Give only the number of lines where "name" occurs.
==== DATASET EXTRACT
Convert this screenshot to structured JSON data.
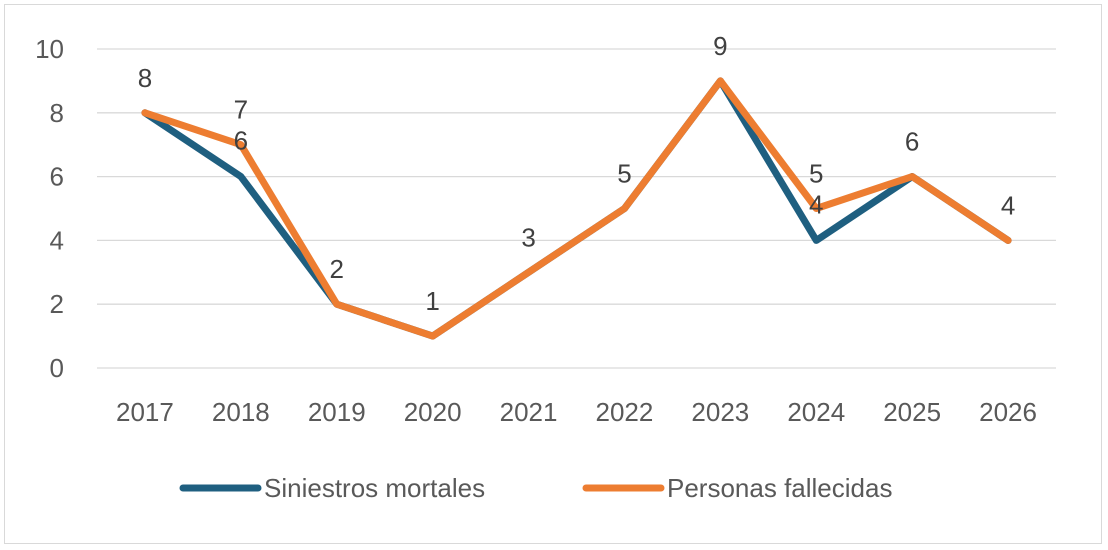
{
  "chart_data": {
    "type": "line",
    "x": [
      "2017",
      "2018",
      "2019",
      "2020",
      "2021",
      "2022",
      "2023",
      "2024",
      "2025",
      "2026"
    ],
    "series": [
      {
        "name": "Siniestros mortales",
        "values": [
          8,
          6,
          2,
          1,
          3,
          5,
          9,
          4,
          6,
          4
        ],
        "color": "#1f5f80"
      },
      {
        "name": "Personas fallecidas",
        "values": [
          8,
          7,
          2,
          1,
          3,
          5,
          9,
          5,
          6,
          4
        ],
        "color": "#ed7d31"
      }
    ],
    "data_labels": [
      {
        "x": "2017",
        "value": "8"
      },
      {
        "x": "2018",
        "value": "7"
      },
      {
        "x": "2018",
        "value": "6"
      },
      {
        "x": "2019",
        "value": "2"
      },
      {
        "x": "2020",
        "value": "1"
      },
      {
        "x": "2021",
        "value": "3"
      },
      {
        "x": "2022",
        "value": "5"
      },
      {
        "x": "2023",
        "value": "9"
      },
      {
        "x": "2024",
        "value": "5"
      },
      {
        "x": "2024",
        "value": "4"
      },
      {
        "x": "2025",
        "value": "6"
      },
      {
        "x": "2026",
        "value": "4"
      }
    ],
    "yticks": [
      "0",
      "2",
      "4",
      "6",
      "8",
      "10"
    ],
    "ylim": [
      0,
      10
    ],
    "grid": true,
    "legend": "bottom"
  }
}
========
→ **WRITTEN ANSWER**
2